TO BE DONE —
Write out the material exactly, leaving every picture behind.

-- START TASK INPUTS --

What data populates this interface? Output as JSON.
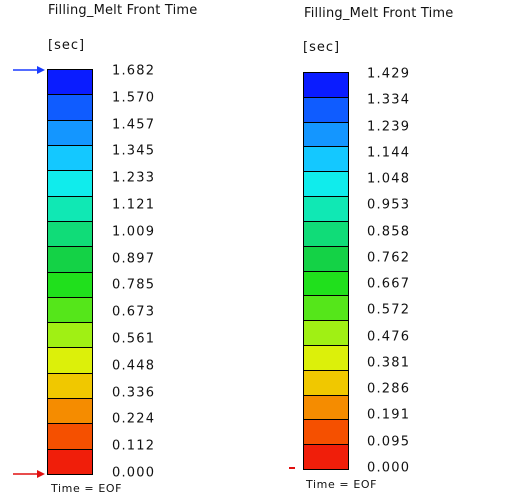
{
  "legends": [
    {
      "title": "Filling_Melt Front Time",
      "unit": "[sec]",
      "ticks": [
        "1.682",
        "1.570",
        "1.457",
        "1.345",
        "1.233",
        "1.121",
        "1.009",
        "0.897",
        "0.785",
        "0.673",
        "0.561",
        "0.448",
        "0.336",
        "0.224",
        "0.112",
        "0.000"
      ],
      "footer": "Time = EOF",
      "arrow_colors": [
        "#1a3cff",
        "#e01010"
      ]
    },
    {
      "title": "Filling_Melt Front Time",
      "unit": "[sec]",
      "ticks": [
        "1.429",
        "1.334",
        "1.239",
        "1.144",
        "1.048",
        "0.953",
        "0.858",
        "0.762",
        "0.667",
        "0.572",
        "0.476",
        "0.381",
        "0.286",
        "0.191",
        "0.095",
        "0.000"
      ],
      "footer": "Time = EOF",
      "arrow_colors": [
        "#e01010"
      ]
    }
  ],
  "scale_colors": [
    "#0a1cff",
    "#0f5cff",
    "#1496ff",
    "#14c8ff",
    "#10ecec",
    "#10e8b4",
    "#10dc78",
    "#14d246",
    "#20e01c",
    "#55e61a",
    "#a0f014",
    "#dcf00a",
    "#f0c800",
    "#f58c00",
    "#f55000",
    "#f01e0a"
  ]
}
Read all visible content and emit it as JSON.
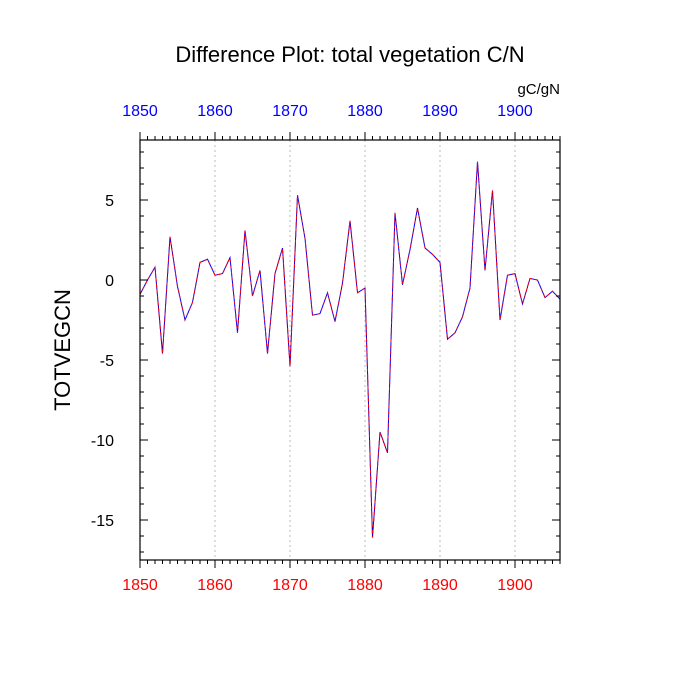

-- END TASK INPUTS --

SOLUTION TO THE EXERCISE —
What data populates this interface? Output as JSON.
{
  "legends": [
    {
      "title": "Filling_Melt Front Time",
      "unit": "[sec]",
      "ticks": [
        "1.682",
        "1.570",
        "1.457",
        "1.345",
        "1.233",
        "1.121",
        "1.009",
        "0.897",
        "0.785",
        "0.673",
        "0.561",
        "0.448",
        "0.336",
        "0.224",
        "0.112",
        "0.000"
      ],
      "footer": "Time = EOF",
      "arrow_colors": [
        "#1a3cff",
        "#e01010"
      ]
    },
    {
      "title": "Filling_Melt Front Time",
      "unit": "[sec]",
      "ticks": [
        "1.429",
        "1.334",
        "1.239",
        "1.144",
        "1.048",
        "0.953",
        "0.858",
        "0.762",
        "0.667",
        "0.572",
        "0.476",
        "0.381",
        "0.286",
        "0.191",
        "0.095",
        "0.000"
      ],
      "footer": "Time = EOF",
      "arrow_colors": [
        "#e01010"
      ]
    }
  ],
  "scale_colors": [
    "#0a1cff",
    "#0f5cff",
    "#1496ff",
    "#14c8ff",
    "#10ecec",
    "#10e8b4",
    "#10dc78",
    "#14d246",
    "#20e01c",
    "#55e61a",
    "#a0f014",
    "#dcf00a",
    "#f0c800",
    "#f58c00",
    "#f55000",
    "#f01e0a"
  ]
}
Read all visible content and emit it as JSON.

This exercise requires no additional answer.